====== EXERCISE INPUTS

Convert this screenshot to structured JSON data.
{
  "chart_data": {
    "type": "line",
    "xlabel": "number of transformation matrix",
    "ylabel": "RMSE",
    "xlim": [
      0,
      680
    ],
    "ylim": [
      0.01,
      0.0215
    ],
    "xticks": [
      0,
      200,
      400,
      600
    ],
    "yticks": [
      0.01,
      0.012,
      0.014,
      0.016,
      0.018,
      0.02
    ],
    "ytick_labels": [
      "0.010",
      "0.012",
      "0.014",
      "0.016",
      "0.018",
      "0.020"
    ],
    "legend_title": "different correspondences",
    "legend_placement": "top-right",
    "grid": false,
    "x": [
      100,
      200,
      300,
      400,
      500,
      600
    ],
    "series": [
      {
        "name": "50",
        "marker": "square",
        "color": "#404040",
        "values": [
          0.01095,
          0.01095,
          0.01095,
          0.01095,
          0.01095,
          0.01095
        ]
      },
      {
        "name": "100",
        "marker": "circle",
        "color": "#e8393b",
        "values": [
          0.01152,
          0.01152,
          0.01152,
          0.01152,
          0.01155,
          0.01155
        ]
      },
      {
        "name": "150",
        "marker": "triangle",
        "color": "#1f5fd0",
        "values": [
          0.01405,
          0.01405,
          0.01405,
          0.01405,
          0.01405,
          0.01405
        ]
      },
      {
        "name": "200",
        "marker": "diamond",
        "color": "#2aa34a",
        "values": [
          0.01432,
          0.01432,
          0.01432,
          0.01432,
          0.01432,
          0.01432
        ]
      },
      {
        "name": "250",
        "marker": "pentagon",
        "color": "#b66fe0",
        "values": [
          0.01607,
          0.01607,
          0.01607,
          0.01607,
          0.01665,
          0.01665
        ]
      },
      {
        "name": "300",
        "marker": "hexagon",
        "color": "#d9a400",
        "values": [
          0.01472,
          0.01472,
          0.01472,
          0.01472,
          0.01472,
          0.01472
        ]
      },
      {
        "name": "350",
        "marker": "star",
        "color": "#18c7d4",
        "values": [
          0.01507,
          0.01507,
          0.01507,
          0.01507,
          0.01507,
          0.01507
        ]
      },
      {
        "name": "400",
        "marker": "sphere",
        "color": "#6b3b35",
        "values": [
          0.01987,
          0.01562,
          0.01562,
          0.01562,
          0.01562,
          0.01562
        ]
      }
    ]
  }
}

============
====== EXERCISE INPUTS

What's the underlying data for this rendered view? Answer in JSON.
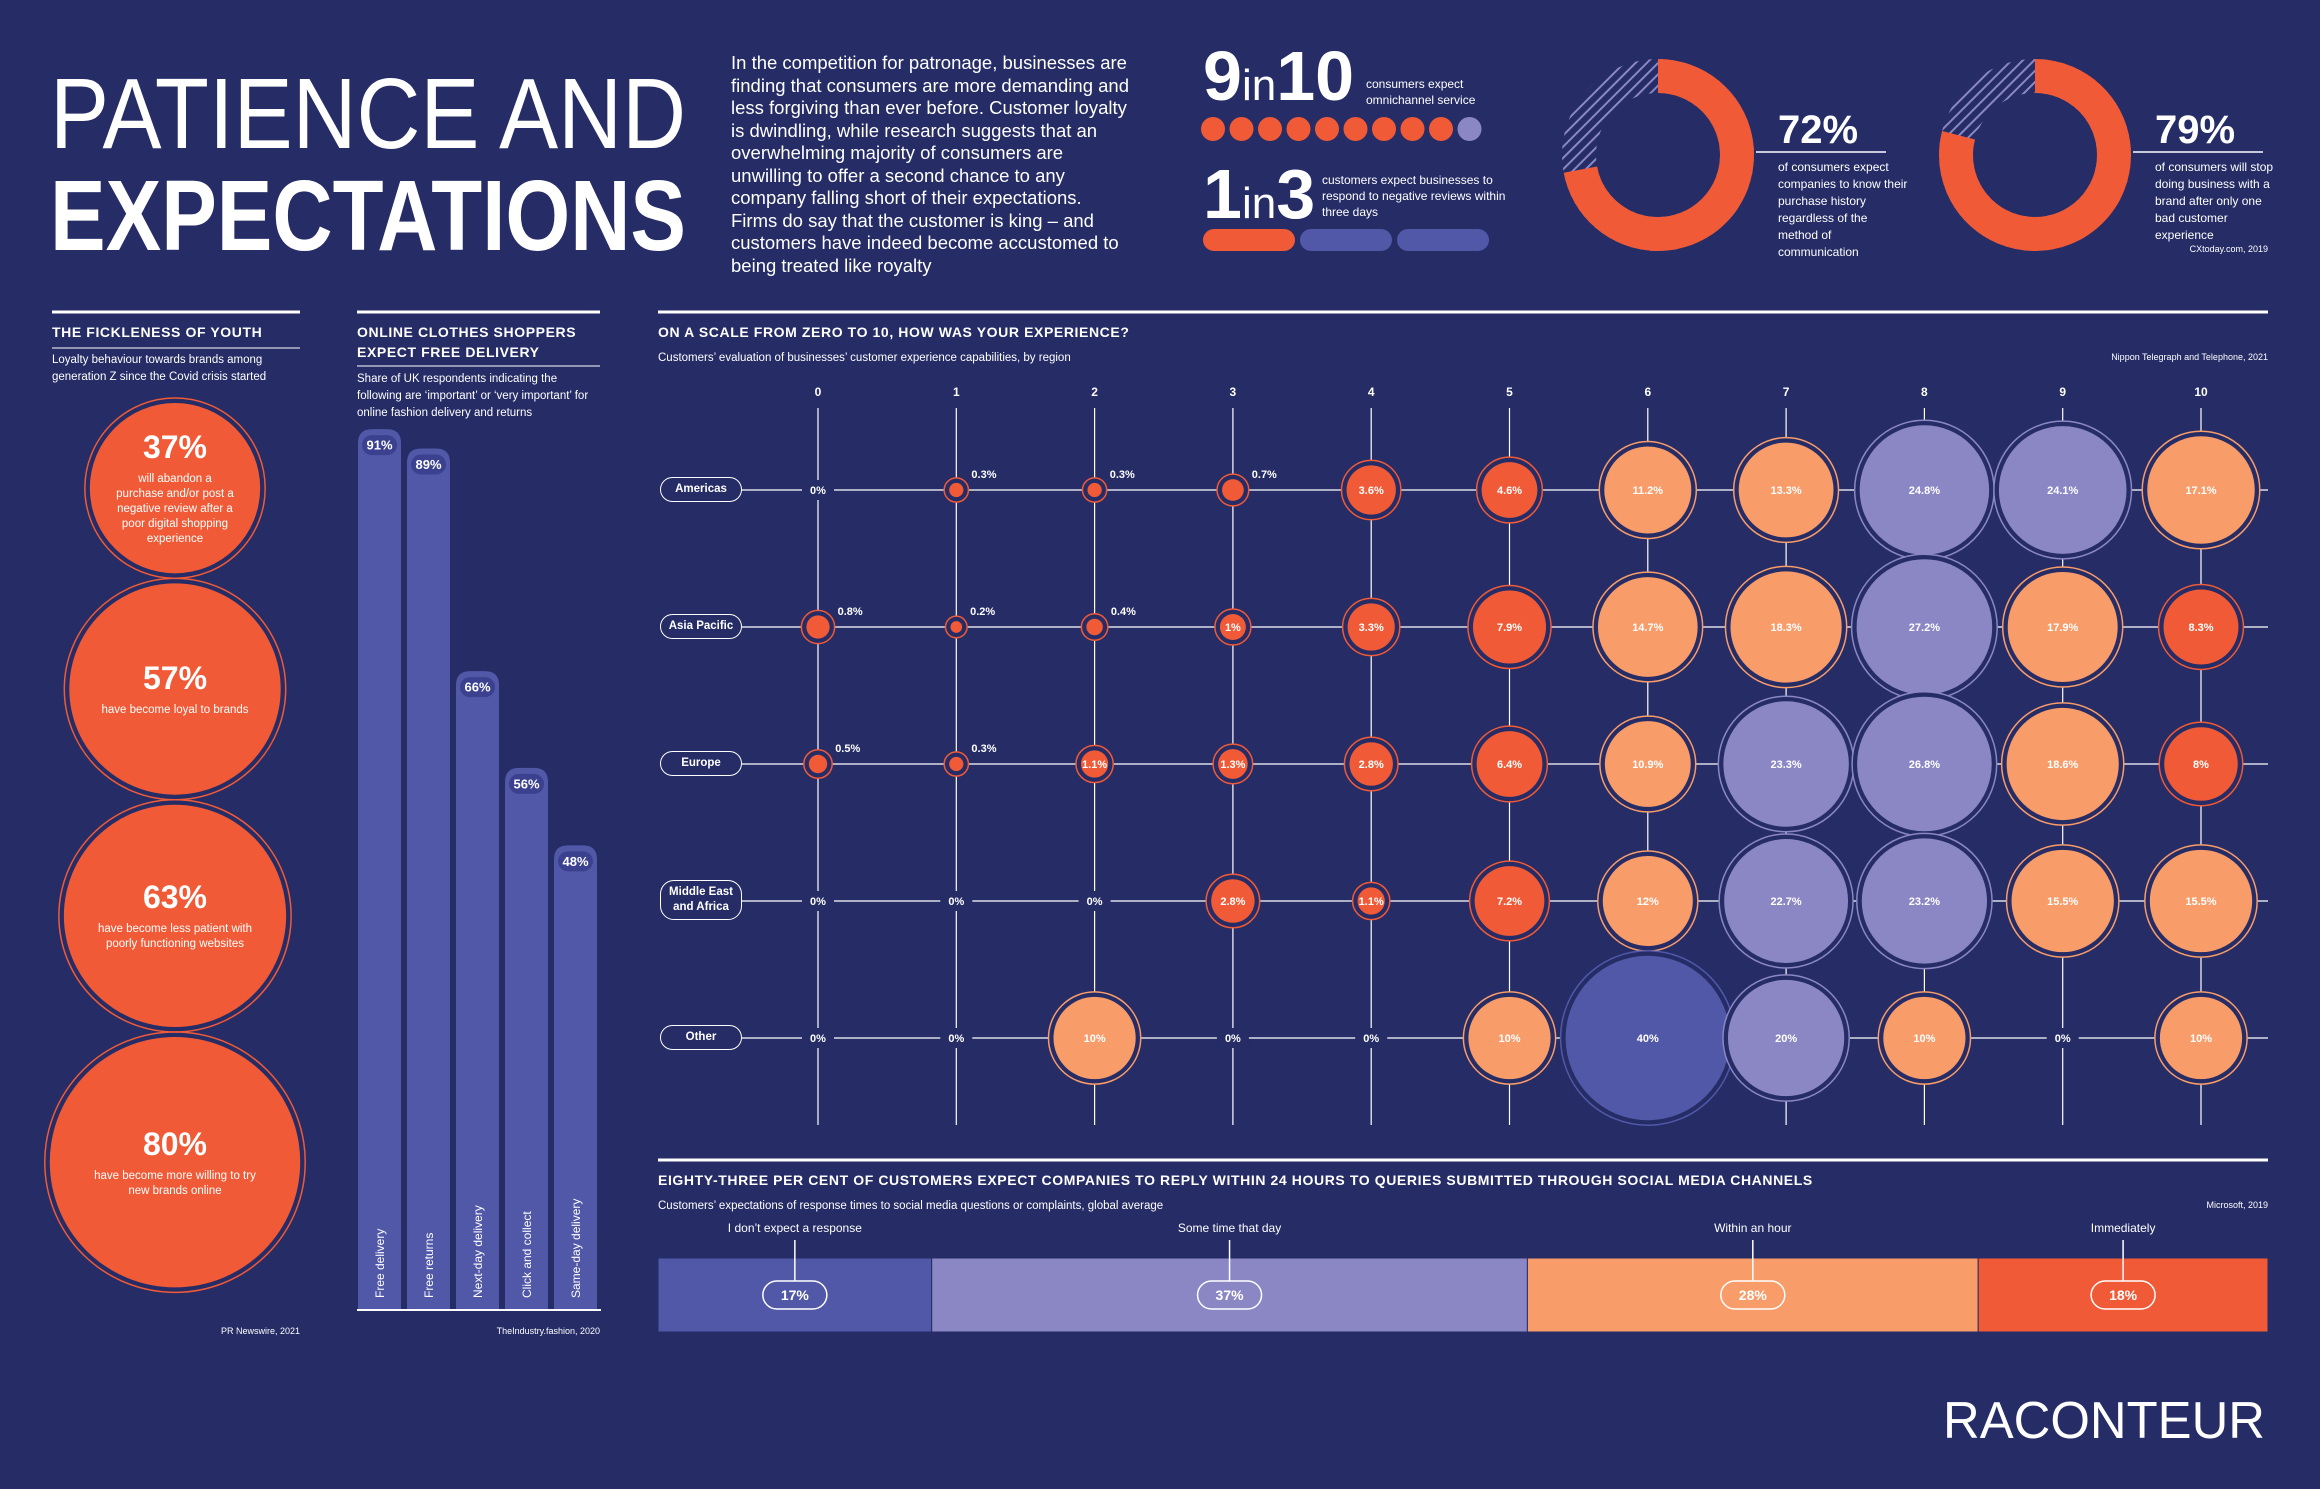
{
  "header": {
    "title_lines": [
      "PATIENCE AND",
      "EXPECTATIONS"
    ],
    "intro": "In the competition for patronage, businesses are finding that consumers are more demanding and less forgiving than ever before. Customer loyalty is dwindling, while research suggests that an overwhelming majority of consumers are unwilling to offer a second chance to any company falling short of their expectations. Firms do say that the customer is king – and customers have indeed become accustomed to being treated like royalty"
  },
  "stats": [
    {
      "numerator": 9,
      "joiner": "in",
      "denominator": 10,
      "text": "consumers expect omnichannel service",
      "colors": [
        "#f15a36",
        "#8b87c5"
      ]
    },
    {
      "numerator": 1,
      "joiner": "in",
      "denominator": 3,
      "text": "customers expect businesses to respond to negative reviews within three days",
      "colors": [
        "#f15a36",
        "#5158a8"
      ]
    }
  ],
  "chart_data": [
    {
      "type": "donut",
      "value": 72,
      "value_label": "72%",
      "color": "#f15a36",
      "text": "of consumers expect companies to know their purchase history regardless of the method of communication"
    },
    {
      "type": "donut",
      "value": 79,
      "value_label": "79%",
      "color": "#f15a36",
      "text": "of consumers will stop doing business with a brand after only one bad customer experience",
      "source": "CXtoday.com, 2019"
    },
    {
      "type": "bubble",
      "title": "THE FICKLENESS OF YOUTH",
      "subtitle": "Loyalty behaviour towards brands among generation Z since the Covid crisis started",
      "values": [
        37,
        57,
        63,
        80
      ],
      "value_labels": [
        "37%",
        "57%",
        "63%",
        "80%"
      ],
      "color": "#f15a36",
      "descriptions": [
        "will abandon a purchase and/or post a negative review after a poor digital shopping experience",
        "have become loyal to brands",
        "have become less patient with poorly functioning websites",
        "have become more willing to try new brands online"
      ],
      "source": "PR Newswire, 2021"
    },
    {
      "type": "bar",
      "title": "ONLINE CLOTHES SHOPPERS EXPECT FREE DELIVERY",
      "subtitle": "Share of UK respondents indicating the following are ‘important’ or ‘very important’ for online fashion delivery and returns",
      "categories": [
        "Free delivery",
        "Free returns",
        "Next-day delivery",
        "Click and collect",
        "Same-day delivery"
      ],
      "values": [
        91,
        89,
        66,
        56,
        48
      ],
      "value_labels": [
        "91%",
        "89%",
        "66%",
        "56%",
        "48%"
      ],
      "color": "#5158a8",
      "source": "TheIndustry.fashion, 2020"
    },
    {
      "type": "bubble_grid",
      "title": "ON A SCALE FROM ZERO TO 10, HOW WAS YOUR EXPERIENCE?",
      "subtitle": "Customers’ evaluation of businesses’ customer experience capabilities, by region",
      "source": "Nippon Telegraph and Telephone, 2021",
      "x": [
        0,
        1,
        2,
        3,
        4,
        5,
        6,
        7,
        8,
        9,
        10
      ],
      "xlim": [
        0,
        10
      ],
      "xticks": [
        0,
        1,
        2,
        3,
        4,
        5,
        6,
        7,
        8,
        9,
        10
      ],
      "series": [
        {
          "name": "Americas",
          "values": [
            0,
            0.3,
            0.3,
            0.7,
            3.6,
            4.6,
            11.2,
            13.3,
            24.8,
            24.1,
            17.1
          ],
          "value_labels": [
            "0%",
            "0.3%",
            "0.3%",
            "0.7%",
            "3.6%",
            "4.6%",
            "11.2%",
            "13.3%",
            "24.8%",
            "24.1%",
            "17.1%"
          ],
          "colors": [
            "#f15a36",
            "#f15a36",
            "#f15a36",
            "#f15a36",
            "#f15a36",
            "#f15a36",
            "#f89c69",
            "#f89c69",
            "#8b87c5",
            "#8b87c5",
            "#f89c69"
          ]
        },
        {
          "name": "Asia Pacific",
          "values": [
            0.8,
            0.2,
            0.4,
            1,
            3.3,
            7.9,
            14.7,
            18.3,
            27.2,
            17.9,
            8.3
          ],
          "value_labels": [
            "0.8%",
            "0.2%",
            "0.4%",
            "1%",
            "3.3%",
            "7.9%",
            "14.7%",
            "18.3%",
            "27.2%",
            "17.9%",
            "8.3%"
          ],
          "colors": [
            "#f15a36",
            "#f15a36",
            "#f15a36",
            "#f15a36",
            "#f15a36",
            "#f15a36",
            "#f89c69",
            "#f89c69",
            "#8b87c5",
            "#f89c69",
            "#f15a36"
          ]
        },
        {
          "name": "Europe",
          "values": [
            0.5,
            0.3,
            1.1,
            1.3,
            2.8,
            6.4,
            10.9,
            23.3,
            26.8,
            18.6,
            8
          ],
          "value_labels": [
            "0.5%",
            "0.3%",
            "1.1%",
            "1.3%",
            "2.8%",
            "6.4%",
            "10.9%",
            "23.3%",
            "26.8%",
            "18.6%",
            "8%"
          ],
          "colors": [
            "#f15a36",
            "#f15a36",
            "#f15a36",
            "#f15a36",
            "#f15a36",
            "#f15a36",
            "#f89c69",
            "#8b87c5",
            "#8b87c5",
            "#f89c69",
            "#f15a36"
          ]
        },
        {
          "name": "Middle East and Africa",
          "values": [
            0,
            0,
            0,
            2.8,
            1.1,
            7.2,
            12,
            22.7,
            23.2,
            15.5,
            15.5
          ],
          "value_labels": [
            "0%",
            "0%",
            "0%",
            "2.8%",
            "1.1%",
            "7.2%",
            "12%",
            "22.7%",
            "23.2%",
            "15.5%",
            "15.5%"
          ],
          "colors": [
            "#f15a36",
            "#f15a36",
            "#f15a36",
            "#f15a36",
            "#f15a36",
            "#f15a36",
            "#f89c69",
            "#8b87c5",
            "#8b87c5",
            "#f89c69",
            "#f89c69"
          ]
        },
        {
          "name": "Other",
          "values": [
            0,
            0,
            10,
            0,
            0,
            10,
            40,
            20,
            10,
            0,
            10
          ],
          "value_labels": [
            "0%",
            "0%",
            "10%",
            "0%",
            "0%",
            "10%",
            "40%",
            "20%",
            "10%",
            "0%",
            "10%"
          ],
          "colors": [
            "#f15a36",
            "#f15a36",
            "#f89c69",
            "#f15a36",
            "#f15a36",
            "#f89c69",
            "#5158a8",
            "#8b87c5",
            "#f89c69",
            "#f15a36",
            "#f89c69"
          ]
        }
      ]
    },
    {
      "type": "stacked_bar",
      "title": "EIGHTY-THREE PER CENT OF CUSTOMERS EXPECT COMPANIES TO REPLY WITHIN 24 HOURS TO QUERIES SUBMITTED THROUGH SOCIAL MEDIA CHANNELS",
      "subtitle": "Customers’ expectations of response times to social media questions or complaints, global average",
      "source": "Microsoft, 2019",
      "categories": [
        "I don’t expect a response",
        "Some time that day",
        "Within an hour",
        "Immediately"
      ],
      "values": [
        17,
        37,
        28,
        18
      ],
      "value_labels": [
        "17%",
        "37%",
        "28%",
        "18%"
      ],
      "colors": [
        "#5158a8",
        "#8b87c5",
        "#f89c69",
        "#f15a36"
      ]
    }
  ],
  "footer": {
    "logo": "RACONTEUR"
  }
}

============

> EXERCISE PROMPT
In the records above, how many lines include "source"? Give that number and nothing more.

> ANSWER TO THE PROBLEM
5